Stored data
-- START --
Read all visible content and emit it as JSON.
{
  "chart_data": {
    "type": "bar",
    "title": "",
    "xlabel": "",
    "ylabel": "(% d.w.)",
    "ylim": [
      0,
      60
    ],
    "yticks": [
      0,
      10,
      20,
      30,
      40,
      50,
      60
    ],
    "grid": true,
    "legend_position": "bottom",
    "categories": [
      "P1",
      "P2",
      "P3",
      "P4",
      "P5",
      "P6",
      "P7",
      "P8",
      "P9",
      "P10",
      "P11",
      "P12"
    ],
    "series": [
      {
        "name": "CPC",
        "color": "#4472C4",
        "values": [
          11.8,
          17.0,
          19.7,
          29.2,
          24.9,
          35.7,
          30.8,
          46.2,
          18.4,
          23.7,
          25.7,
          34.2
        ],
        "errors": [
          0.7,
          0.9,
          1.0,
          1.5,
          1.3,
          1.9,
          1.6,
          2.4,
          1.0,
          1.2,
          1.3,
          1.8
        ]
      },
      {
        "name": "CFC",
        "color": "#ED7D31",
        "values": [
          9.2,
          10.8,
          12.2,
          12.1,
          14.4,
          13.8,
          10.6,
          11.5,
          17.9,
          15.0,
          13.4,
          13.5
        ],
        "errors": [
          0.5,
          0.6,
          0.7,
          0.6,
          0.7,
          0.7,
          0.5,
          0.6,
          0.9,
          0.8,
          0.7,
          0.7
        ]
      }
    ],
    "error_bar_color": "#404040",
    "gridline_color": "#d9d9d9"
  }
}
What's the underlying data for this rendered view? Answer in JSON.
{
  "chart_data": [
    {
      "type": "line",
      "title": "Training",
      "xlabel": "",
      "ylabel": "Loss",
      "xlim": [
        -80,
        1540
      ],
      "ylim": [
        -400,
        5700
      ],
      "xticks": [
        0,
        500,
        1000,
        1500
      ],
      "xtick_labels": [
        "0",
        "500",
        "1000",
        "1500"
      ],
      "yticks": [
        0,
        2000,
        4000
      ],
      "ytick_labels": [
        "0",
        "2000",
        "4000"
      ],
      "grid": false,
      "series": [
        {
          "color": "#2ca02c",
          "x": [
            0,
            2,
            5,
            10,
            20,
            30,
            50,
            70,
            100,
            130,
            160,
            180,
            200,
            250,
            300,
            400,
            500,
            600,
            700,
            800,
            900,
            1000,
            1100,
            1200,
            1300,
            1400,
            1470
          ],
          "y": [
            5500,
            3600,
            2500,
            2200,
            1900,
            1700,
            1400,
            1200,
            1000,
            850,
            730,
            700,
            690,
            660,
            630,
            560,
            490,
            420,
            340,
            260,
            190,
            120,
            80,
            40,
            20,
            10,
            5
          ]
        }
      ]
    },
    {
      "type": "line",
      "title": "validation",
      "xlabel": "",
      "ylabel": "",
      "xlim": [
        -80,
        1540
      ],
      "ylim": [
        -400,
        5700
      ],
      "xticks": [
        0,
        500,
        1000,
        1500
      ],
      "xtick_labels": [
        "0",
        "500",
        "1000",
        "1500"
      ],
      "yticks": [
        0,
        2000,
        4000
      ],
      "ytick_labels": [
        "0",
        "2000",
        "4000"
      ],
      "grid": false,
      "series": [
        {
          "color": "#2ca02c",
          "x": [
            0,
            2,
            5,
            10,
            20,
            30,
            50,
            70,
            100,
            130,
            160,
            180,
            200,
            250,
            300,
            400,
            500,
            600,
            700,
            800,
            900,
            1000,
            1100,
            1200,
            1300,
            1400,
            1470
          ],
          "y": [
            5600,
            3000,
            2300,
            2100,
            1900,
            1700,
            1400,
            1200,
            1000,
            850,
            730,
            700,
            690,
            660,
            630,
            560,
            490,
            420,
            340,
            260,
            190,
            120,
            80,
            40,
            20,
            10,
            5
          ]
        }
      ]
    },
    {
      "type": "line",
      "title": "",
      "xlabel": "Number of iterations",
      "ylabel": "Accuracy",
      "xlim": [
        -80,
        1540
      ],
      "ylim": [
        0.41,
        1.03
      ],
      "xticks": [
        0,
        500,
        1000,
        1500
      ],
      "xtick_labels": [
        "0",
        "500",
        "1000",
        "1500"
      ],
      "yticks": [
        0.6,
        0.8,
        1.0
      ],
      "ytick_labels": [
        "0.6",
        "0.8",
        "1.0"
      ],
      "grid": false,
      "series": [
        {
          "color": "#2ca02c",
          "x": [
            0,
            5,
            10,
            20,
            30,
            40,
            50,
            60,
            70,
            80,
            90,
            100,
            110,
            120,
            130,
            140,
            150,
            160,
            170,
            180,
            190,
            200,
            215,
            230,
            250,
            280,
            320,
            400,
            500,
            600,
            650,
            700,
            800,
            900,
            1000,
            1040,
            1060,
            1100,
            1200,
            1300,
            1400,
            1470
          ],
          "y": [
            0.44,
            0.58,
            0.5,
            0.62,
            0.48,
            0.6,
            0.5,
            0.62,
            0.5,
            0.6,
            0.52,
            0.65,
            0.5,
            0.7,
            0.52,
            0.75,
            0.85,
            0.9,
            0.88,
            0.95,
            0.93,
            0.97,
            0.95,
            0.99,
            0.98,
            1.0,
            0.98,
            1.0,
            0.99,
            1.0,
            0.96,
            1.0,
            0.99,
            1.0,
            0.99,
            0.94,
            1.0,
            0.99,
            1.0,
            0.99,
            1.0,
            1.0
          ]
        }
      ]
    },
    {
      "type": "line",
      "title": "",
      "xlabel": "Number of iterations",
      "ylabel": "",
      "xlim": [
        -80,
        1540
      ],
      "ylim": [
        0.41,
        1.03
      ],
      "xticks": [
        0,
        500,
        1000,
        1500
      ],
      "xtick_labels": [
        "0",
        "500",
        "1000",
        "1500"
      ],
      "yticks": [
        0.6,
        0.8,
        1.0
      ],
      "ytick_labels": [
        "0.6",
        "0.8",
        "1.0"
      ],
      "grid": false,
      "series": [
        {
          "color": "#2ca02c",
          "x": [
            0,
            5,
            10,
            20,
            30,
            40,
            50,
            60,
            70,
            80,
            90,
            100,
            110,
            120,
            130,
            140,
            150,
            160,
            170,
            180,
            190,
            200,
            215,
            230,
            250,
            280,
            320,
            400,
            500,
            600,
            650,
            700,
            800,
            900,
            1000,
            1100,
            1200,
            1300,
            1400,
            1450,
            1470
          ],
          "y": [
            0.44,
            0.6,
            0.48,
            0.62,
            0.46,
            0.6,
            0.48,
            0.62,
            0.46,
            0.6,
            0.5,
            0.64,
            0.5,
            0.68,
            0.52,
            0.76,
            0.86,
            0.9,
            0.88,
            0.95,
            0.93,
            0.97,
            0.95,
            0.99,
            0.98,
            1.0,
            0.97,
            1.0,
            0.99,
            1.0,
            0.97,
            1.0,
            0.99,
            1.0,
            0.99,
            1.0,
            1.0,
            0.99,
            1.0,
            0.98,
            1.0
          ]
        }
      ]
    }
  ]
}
-- END --
§ **TASK GOAL**
Write out the entries above once more, without altering anything.

§ **RESULT FOR THIS TASK**
Read all visible content and emit it as JSON.
{
  "chart_data": {
    "type": "bar",
    "title": "",
    "xlabel": "",
    "ylabel": "(% d.w.)",
    "ylim": [
      0,
      60
    ],
    "yticks": [
      0,
      10,
      20,
      30,
      40,
      50,
      60
    ],
    "grid": true,
    "legend_position": "bottom",
    "categories": [
      "P1",
      "P2",
      "P3",
      "P4",
      "P5",
      "P6",
      "P7",
      "P8",
      "P9",
      "P10",
      "P11",
      "P12"
    ],
    "series": [
      {
        "name": "CPC",
        "color": "#4472C4",
        "values": [
          11.8,
          17.0,
          19.7,
          29.2,
          24.9,
          35.7,
          30.8,
          46.2,
          18.4,
          23.7,
          25.7,
          34.2
        ],
        "errors": [
          0.7,
          0.9,
          1.0,
          1.5,
          1.3,
          1.9,
          1.6,
          2.4,
          1.0,
          1.2,
          1.3,
          1.8
        ]
      },
      {
        "name": "CFC",
        "color": "#ED7D31",
        "values": [
          9.2,
          10.8,
          12.2,
          12.1,
          14.4,
          13.8,
          10.6,
          11.5,
          17.9,
          15.0,
          13.4,
          13.5
        ],
        "errors": [
          0.5,
          0.6,
          0.7,
          0.6,
          0.7,
          0.7,
          0.5,
          0.6,
          0.9,
          0.8,
          0.7,
          0.7
        ]
      }
    ],
    "error_bar_color": "#404040",
    "gridline_color": "#d9d9d9"
  }
}
What's the underlying data for this rendered view? Answer in JSON.
{
  "chart_data": [
    {
      "type": "line",
      "title": "Training",
      "xlabel": "",
      "ylabel": "Loss",
      "xlim": [
        -80,
        1540
      ],
      "ylim": [
        -400,
        5700
      ],
      "xticks": [
        0,
        500,
        1000,
        1500
      ],
      "xtick_labels": [
        "0",
        "500",
        "1000",
        "1500"
      ],
      "yticks": [
        0,
        2000,
        4000
      ],
      "ytick_labels": [
        "0",
        "2000",
        "4000"
      ],
      "grid": false,
      "series": [
        {
          "color": "#2ca02c",
          "x": [
            0,
            2,
            5,
            10,
            20,
            30,
            50,
            70,
            100,
            130,
            160,
            180,
            200,
            250,
            300,
            400,
            500,
            600,
            700,
            800,
            900,
            1000,
            1100,
            1200,
            1300,
            1400,
            1470
          ],
          "y": [
            5500,
            3600,
            2500,
            2200,
            1900,
            1700,
            1400,
            1200,
            1000,
            850,
            730,
            700,
            690,
            660,
            630,
            560,
            490,
            420,
            340,
            260,
            190,
            120,
            80,
            40,
            20,
            10,
            5
          ]
        }
      ]
    },
    {
      "type": "line",
      "title": "validation",
      "xlabel": "",
      "ylabel": "",
      "xlim": [
        -80,
        1540
      ],
      "ylim": [
        -400,
        5700
      ],
      "xticks": [
        0,
        500,
        1000,
        1500
      ],
      "xtick_labels": [
        "0",
        "500",
        "1000",
        "1500"
      ],
      "yticks": [
        0,
        2000,
        4000
      ],
      "ytick_labels": [
        "0",
        "2000",
        "4000"
      ],
      "grid": false,
      "series": [
        {
          "color": "#2ca02c",
          "x": [
            0,
            2,
            5,
            10,
            20,
            30,
            50,
            70,
            100,
            130,
            160,
            180,
            200,
            250,
            300,
            400,
            500,
            600,
            700,
            800,
            900,
            1000,
            1100,
            1200,
            1300,
            1400,
            1470
          ],
          "y": [
            5600,
            3000,
            2300,
            2100,
            1900,
            1700,
            1400,
            1200,
            1000,
            850,
            730,
            700,
            690,
            660,
            630,
            560,
            490,
            420,
            340,
            260,
            190,
            120,
            80,
            40,
            20,
            10,
            5
          ]
        }
      ]
    },
    {
      "type": "line",
      "title": "",
      "xlabel": "Number of iterations",
      "ylabel": "Accuracy",
      "xlim": [
        -80,
        1540
      ],
      "ylim": [
        0.41,
        1.03
      ],
      "xticks": [
        0,
        500,
        1000,
        1500
      ],
      "xtick_labels": [
        "0",
        "500",
        "1000",
        "1500"
      ],
      "yticks": [
        0.6,
        0.8,
        1.0
      ],
      "ytick_labels": [
        "0.6",
        "0.8",
        "1.0"
      ],
      "grid": false,
      "series": [
        {
          "color": "#2ca02c",
          "x": [
            0,
            5,
            10,
            20,
            30,
            40,
            50,
            60,
            70,
            80,
            90,
            100,
            110,
            120,
            130,
            140,
            150,
            160,
            170,
            180,
            190,
            200,
            215,
            230,
            250,
            280,
            320,
            400,
            500,
            600,
            650,
            700,
            800,
            900,
            1000,
            1040,
            1060,
            1100,
            1200,
            1300,
            1400,
            1470
          ],
          "y": [
            0.44,
            0.58,
            0.5,
            0.62,
            0.48,
            0.6,
            0.5,
            0.62,
            0.5,
            0.6,
            0.52,
            0.65,
            0.5,
            0.7,
            0.52,
            0.75,
            0.85,
            0.9,
            0.88,
            0.95,
            0.93,
            0.97,
            0.95,
            0.99,
            0.98,
            1.0,
            0.98,
            1.0,
            0.99,
            1.0,
            0.96,
            1.0,
            0.99,
            1.0,
            0.99,
            0.94,
            1.0,
            0.99,
            1.0,
            0.99,
            1.0,
            1.0
          ]
        }
      ]
    },
    {
      "type": "line",
      "title": "",
      "xlabel": "Number of iterations",
      "ylabel": "",
      "xlim": [
        -80,
        1540
      ],
      "ylim": [
        0.41,
        1.03
      ],
      "xticks": [
        0,
        500,
        1000,
        1500
      ],
      "xtick_labels": [
        "0",
        "500",
        "1000",
        "1500"
      ],
      "yticks": [
        0.6,
        0.8,
        1.0
      ],
      "ytick_labels": [
        "0.6",
        "0.8",
        "1.0"
      ],
      "grid": false,
      "series": [
        {
          "color": "#2ca02c",
          "x": [
            0,
            5,
            10,
            20,
            30,
            40,
            50,
            60,
            70,
            80,
            90,
            100,
            110,
            120,
            130,
            140,
            150,
            160,
            170,
            180,
            190,
            200,
            215,
            230,
            250,
            280,
            320,
            400,
            500,
            600,
            650,
            700,
            800,
            900,
            1000,
            1100,
            1200,
            1300,
            1400,
            1450,
            1470
          ],
          "y": [
            0.44,
            0.6,
            0.48,
            0.62,
            0.46,
            0.6,
            0.48,
            0.62,
            0.46,
            0.6,
            0.5,
            0.64,
            0.5,
            0.68,
            0.52,
            0.76,
            0.86,
            0.9,
            0.88,
            0.95,
            0.93,
            0.97,
            0.95,
            0.99,
            0.98,
            1.0,
            0.97,
            1.0,
            0.99,
            1.0,
            0.97,
            1.0,
            0.99,
            1.0,
            0.99,
            1.0,
            1.0,
            0.99,
            1.0,
            0.98,
            1.0
          ]
        }
      ]
    }
  ]
}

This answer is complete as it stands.